__INPUT RECORDS__.
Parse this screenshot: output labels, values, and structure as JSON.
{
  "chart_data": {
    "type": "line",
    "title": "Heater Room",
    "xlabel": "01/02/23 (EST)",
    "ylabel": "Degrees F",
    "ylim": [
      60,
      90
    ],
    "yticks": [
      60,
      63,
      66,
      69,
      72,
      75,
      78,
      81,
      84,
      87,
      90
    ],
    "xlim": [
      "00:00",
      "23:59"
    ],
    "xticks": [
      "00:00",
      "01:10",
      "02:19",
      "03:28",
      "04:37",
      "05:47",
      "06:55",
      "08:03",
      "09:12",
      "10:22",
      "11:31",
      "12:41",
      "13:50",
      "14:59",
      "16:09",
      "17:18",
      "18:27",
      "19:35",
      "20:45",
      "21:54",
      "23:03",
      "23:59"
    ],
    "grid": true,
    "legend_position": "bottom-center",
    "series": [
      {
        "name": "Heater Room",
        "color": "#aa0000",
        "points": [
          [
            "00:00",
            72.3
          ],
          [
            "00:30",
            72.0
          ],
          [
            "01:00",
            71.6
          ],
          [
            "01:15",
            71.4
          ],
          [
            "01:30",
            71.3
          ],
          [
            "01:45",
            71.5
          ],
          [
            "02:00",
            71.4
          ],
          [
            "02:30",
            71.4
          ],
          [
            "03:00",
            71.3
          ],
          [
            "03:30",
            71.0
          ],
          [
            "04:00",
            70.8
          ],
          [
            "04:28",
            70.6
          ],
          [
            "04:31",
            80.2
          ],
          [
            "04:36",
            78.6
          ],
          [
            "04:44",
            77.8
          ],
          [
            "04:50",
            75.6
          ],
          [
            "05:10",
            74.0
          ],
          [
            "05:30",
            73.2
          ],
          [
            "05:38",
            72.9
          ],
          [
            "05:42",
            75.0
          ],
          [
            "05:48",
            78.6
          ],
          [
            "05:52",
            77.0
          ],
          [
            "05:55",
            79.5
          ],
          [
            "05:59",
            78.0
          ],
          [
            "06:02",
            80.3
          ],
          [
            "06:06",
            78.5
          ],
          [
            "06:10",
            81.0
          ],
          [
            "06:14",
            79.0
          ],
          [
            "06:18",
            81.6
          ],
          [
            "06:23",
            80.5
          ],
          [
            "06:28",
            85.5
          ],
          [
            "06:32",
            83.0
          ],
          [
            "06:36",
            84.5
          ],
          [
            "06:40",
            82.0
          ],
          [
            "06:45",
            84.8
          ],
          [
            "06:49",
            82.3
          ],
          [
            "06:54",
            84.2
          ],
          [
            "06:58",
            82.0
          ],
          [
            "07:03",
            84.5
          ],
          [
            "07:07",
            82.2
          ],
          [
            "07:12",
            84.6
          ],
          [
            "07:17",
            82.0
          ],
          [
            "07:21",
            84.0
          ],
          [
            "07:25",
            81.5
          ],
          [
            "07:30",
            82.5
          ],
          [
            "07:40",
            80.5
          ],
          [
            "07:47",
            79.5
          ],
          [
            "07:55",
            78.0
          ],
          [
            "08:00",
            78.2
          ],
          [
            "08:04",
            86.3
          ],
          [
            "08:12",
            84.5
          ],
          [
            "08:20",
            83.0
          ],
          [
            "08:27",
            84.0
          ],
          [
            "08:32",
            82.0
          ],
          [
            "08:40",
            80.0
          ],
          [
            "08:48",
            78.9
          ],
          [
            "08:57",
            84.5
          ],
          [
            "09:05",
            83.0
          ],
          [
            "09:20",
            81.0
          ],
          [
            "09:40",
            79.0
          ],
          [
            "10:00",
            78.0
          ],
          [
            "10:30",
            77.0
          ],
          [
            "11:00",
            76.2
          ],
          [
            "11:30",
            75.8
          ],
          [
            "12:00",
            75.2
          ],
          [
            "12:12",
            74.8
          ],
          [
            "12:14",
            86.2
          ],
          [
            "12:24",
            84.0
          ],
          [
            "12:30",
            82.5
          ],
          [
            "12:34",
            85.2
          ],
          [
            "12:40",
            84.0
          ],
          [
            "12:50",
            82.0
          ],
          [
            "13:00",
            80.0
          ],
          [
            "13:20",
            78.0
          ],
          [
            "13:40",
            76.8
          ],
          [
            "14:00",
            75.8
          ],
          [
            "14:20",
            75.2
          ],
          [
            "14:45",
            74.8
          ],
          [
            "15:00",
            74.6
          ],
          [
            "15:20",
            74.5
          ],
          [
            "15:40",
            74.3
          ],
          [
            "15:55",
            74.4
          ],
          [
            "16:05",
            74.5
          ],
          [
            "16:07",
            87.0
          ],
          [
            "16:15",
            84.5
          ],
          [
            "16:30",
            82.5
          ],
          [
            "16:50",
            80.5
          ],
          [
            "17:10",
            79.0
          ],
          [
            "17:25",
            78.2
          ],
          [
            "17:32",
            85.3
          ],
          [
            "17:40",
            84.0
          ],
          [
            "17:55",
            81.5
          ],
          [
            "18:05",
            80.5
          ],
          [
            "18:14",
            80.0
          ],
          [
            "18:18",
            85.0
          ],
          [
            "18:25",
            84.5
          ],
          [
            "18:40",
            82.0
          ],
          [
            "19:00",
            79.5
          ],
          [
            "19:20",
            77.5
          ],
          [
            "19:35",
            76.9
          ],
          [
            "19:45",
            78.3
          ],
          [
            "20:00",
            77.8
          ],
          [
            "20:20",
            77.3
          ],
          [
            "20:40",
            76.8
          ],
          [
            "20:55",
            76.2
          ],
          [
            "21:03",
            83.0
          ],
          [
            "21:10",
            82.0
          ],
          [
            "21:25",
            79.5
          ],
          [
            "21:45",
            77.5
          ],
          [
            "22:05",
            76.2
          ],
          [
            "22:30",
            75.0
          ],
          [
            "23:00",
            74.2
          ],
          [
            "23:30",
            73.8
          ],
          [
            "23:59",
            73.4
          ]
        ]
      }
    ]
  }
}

__EXERCISE DESCRIPTION__.
Output each entry precisely as given.

__SOLUTION__.
Parse this screenshot: output labels, values, and structure as JSON.
{
  "chart_data": {
    "type": "line",
    "title": "Heater Room",
    "xlabel": "01/02/23 (EST)",
    "ylabel": "Degrees F",
    "ylim": [
      60,
      90
    ],
    "yticks": [
      60,
      63,
      66,
      69,
      72,
      75,
      78,
      81,
      84,
      87,
      90
    ],
    "xlim": [
      "00:00",
      "23:59"
    ],
    "xticks": [
      "00:00",
      "01:10",
      "02:19",
      "03:28",
      "04:37",
      "05:47",
      "06:55",
      "08:03",
      "09:12",
      "10:22",
      "11:31",
      "12:41",
      "13:50",
      "14:59",
      "16:09",
      "17:18",
      "18:27",
      "19:35",
      "20:45",
      "21:54",
      "23:03",
      "23:59"
    ],
    "grid": true,
    "legend_position": "bottom-center",
    "series": [
      {
        "name": "Heater Room",
        "color": "#aa0000",
        "points": [
          [
            "00:00",
            72.3
          ],
          [
            "00:30",
            72.0
          ],
          [
            "01:00",
            71.6
          ],
          [
            "01:15",
            71.4
          ],
          [
            "01:30",
            71.3
          ],
          [
            "01:45",
            71.5
          ],
          [
            "02:00",
            71.4
          ],
          [
            "02:30",
            71.4
          ],
          [
            "03:00",
            71.3
          ],
          [
            "03:30",
            71.0
          ],
          [
            "04:00",
            70.8
          ],
          [
            "04:28",
            70.6
          ],
          [
            "04:31",
            80.2
          ],
          [
            "04:36",
            78.6
          ],
          [
            "04:44",
            77.8
          ],
          [
            "04:50",
            75.6
          ],
          [
            "05:10",
            74.0
          ],
          [
            "05:30",
            73.2
          ],
          [
            "05:38",
            72.9
          ],
          [
            "05:42",
            75.0
          ],
          [
            "05:48",
            78.6
          ],
          [
            "05:52",
            77.0
          ],
          [
            "05:55",
            79.5
          ],
          [
            "05:59",
            78.0
          ],
          [
            "06:02",
            80.3
          ],
          [
            "06:06",
            78.5
          ],
          [
            "06:10",
            81.0
          ],
          [
            "06:14",
            79.0
          ],
          [
            "06:18",
            81.6
          ],
          [
            "06:23",
            80.5
          ],
          [
            "06:28",
            85.5
          ],
          [
            "06:32",
            83.0
          ],
          [
            "06:36",
            84.5
          ],
          [
            "06:40",
            82.0
          ],
          [
            "06:45",
            84.8
          ],
          [
            "06:49",
            82.3
          ],
          [
            "06:54",
            84.2
          ],
          [
            "06:58",
            82.0
          ],
          [
            "07:03",
            84.5
          ],
          [
            "07:07",
            82.2
          ],
          [
            "07:12",
            84.6
          ],
          [
            "07:17",
            82.0
          ],
          [
            "07:21",
            84.0
          ],
          [
            "07:25",
            81.5
          ],
          [
            "07:30",
            82.5
          ],
          [
            "07:40",
            80.5
          ],
          [
            "07:47",
            79.5
          ],
          [
            "07:55",
            78.0
          ],
          [
            "08:00",
            78.2
          ],
          [
            "08:04",
            86.3
          ],
          [
            "08:12",
            84.5
          ],
          [
            "08:20",
            83.0
          ],
          [
            "08:27",
            84.0
          ],
          [
            "08:32",
            82.0
          ],
          [
            "08:40",
            80.0
          ],
          [
            "08:48",
            78.9
          ],
          [
            "08:57",
            84.5
          ],
          [
            "09:05",
            83.0
          ],
          [
            "09:20",
            81.0
          ],
          [
            "09:40",
            79.0
          ],
          [
            "10:00",
            78.0
          ],
          [
            "10:30",
            77.0
          ],
          [
            "11:00",
            76.2
          ],
          [
            "11:30",
            75.8
          ],
          [
            "12:00",
            75.2
          ],
          [
            "12:12",
            74.8
          ],
          [
            "12:14",
            86.2
          ],
          [
            "12:24",
            84.0
          ],
          [
            "12:30",
            82.5
          ],
          [
            "12:34",
            85.2
          ],
          [
            "12:40",
            84.0
          ],
          [
            "12:50",
            82.0
          ],
          [
            "13:00",
            80.0
          ],
          [
            "13:20",
            78.0
          ],
          [
            "13:40",
            76.8
          ],
          [
            "14:00",
            75.8
          ],
          [
            "14:20",
            75.2
          ],
          [
            "14:45",
            74.8
          ],
          [
            "15:00",
            74.6
          ],
          [
            "15:20",
            74.5
          ],
          [
            "15:40",
            74.3
          ],
          [
            "15:55",
            74.4
          ],
          [
            "16:05",
            74.5
          ],
          [
            "16:07",
            87.0
          ],
          [
            "16:15",
            84.5
          ],
          [
            "16:30",
            82.5
          ],
          [
            "16:50",
            80.5
          ],
          [
            "17:10",
            79.0
          ],
          [
            "17:25",
            78.2
          ],
          [
            "17:32",
            85.3
          ],
          [
            "17:40",
            84.0
          ],
          [
            "17:55",
            81.5
          ],
          [
            "18:05",
            80.5
          ],
          [
            "18:14",
            80.0
          ],
          [
            "18:18",
            85.0
          ],
          [
            "18:25",
            84.5
          ],
          [
            "18:40",
            82.0
          ],
          [
            "19:00",
            79.5
          ],
          [
            "19:20",
            77.5
          ],
          [
            "19:35",
            76.9
          ],
          [
            "19:45",
            78.3
          ],
          [
            "20:00",
            77.8
          ],
          [
            "20:20",
            77.3
          ],
          [
            "20:40",
            76.8
          ],
          [
            "20:55",
            76.2
          ],
          [
            "21:03",
            83.0
          ],
          [
            "21:10",
            82.0
          ],
          [
            "21:25",
            79.5
          ],
          [
            "21:45",
            77.5
          ],
          [
            "22:05",
            76.2
          ],
          [
            "22:30",
            75.0
          ],
          [
            "23:00",
            74.2
          ],
          [
            "23:30",
            73.8
          ],
          [
            "23:59",
            73.4
          ]
        ]
      }
    ]
  }
}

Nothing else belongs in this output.